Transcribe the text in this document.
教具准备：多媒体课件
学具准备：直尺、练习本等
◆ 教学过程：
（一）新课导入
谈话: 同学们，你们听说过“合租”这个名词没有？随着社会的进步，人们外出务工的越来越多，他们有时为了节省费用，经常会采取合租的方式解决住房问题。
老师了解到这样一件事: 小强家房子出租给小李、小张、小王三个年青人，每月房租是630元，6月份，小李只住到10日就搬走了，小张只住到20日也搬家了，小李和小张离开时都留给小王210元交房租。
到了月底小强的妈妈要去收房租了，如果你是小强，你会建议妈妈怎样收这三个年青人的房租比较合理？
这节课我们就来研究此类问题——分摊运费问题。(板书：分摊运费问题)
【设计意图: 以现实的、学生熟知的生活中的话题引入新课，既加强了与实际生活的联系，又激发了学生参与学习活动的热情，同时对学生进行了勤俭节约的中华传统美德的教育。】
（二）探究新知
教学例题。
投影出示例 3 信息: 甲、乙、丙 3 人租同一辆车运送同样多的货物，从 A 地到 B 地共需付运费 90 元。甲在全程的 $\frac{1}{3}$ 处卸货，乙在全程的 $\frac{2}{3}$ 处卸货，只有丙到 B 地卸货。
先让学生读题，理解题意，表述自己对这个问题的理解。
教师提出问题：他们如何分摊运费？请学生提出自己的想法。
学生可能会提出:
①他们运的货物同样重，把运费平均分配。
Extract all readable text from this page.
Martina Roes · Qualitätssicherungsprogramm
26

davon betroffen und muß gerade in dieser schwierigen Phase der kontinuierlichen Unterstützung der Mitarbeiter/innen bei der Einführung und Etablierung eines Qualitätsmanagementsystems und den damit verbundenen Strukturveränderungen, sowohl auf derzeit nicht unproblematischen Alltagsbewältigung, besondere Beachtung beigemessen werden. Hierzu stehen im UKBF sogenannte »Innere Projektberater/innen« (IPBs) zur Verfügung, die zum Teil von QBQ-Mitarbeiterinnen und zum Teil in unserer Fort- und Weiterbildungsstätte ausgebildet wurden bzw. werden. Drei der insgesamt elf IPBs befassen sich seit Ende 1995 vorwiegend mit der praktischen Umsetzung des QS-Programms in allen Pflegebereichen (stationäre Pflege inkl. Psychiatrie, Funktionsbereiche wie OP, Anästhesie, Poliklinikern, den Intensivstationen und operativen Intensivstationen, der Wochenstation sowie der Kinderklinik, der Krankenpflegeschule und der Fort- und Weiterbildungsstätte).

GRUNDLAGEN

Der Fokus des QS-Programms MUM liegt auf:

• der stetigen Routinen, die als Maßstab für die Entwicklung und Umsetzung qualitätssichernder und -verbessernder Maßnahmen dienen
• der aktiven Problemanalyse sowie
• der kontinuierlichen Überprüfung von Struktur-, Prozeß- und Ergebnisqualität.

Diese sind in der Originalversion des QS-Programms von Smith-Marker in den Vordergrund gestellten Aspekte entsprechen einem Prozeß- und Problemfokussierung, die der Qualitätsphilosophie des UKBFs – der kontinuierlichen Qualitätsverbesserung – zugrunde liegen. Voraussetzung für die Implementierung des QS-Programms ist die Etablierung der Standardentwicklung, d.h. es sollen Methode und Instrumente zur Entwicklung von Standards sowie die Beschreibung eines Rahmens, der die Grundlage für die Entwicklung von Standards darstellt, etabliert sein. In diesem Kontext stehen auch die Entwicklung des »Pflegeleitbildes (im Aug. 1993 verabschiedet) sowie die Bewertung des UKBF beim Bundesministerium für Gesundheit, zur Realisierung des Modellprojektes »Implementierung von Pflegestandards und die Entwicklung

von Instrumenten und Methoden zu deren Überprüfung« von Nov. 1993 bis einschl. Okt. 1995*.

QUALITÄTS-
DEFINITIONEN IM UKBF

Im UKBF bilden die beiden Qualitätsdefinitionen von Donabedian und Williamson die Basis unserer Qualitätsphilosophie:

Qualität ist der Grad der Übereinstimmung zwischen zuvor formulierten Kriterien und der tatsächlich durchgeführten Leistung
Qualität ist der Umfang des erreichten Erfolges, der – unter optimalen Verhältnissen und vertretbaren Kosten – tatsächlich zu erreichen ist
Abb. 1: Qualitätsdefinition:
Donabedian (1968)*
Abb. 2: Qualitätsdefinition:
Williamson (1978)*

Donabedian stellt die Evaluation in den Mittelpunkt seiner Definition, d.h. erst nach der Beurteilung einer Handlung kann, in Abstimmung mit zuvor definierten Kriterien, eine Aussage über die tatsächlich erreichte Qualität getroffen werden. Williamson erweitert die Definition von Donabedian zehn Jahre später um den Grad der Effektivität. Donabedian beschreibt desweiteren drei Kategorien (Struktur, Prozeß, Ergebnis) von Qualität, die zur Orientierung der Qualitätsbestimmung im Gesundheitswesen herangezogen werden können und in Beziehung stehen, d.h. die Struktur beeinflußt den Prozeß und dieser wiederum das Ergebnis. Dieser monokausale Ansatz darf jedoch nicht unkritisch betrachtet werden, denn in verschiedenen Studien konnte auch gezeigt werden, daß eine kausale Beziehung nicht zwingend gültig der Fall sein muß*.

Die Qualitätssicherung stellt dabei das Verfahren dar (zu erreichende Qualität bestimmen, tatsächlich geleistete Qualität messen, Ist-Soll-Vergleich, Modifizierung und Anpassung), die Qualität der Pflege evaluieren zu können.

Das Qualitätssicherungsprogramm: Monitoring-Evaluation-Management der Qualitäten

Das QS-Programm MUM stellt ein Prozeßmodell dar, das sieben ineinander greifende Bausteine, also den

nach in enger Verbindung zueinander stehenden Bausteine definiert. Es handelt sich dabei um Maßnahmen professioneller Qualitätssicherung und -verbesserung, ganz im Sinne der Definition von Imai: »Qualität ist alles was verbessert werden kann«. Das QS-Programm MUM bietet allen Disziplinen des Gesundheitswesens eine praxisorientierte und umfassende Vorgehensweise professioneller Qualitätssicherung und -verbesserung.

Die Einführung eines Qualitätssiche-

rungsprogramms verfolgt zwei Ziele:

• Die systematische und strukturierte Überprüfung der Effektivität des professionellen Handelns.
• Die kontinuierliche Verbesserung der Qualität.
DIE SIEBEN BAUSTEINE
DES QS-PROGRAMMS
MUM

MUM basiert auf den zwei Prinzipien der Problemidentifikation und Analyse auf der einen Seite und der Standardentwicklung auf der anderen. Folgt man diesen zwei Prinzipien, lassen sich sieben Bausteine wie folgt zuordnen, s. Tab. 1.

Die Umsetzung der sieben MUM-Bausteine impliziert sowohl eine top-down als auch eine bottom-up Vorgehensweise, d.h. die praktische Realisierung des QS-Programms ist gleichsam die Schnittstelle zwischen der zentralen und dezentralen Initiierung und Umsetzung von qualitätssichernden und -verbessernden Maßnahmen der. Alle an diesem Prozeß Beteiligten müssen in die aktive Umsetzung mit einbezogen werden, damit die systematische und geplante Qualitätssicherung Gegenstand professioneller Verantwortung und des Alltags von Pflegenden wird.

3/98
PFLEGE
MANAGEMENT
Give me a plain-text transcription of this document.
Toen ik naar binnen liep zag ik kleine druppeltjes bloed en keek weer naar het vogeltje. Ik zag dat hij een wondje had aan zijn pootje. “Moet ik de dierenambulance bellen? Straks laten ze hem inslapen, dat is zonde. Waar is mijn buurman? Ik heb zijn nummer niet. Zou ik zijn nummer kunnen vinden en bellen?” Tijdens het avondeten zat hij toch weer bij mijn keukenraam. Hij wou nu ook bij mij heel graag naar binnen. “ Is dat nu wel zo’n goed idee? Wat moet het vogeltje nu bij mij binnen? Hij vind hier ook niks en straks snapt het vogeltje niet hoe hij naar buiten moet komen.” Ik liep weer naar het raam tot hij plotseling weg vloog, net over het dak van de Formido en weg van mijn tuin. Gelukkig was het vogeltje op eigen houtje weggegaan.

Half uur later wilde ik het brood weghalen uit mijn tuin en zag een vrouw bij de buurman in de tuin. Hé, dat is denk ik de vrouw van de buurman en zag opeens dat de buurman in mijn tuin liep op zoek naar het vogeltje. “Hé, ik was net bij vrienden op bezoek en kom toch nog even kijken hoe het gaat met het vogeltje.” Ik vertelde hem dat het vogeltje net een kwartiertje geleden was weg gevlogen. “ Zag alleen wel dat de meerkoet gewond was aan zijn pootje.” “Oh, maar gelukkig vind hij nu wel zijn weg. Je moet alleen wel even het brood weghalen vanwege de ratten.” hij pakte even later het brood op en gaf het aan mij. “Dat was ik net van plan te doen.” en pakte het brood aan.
== == ==
Written task —
Only lines with "tuin" are wanted here; list each of them.

Finished task —
Toen ik naar binnen liep zag ik kleine druppeltjes bloed en keek weer naar het vogeltje. Ik zag dat hij een wondje had aan zijn pootje. “Moet ik de dierenambulance bellen? Straks laten ze hem inslapen, dat is zonde. Waar is mijn buurman? Ik heb zijn nummer niet. Zou ik zijn nummer kunnen vinden en bellen?” Tijdens het avondeten zat hij toch weer bij mijn keukenraam. Hij wou nu ook bij mij heel graag naar binnen. “ Is dat nu wel zo’n goed idee? Wat moet het vogeltje nu bij mij binnen? Hij vind hier ook niks en straks snapt het vogeltje niet hoe hij naar buiten moet komen.” Ik liep weer naar het raam tot hij plotseling weg vloog, net over het dak van de Formido en weg van mijn tuin. Gelukkig was het vogeltje op eigen houtje weggegaan.
Half uur later wilde ik het brood weghalen uit mijn tuin en zag een vrouw bij de buurman in de tuin. Hé, dat is denk ik de vrouw van de buurman en zag opeens dat de buurman in mijn tuin liep op zoek naar het vogeltje. “Hé, ik was net bij vrienden op bezoek en kom toch nog even kijken hoe het gaat met het vogeltje.” Ik vertelde hem dat het vogeltje net een kwartiertje geleden was weg gevlogen. “ Zag alleen wel dat de meerkoet gewond was aan zijn pootje.” “Oh, maar gelukkig vind hij nu wel zijn weg. Je moet alleen wel even het brood weghalen vanwege de ratten.” hij pakte even later het brood op en gaf het aan mij. “Dat was ik net van plan te doen.” en pakte het brood aan.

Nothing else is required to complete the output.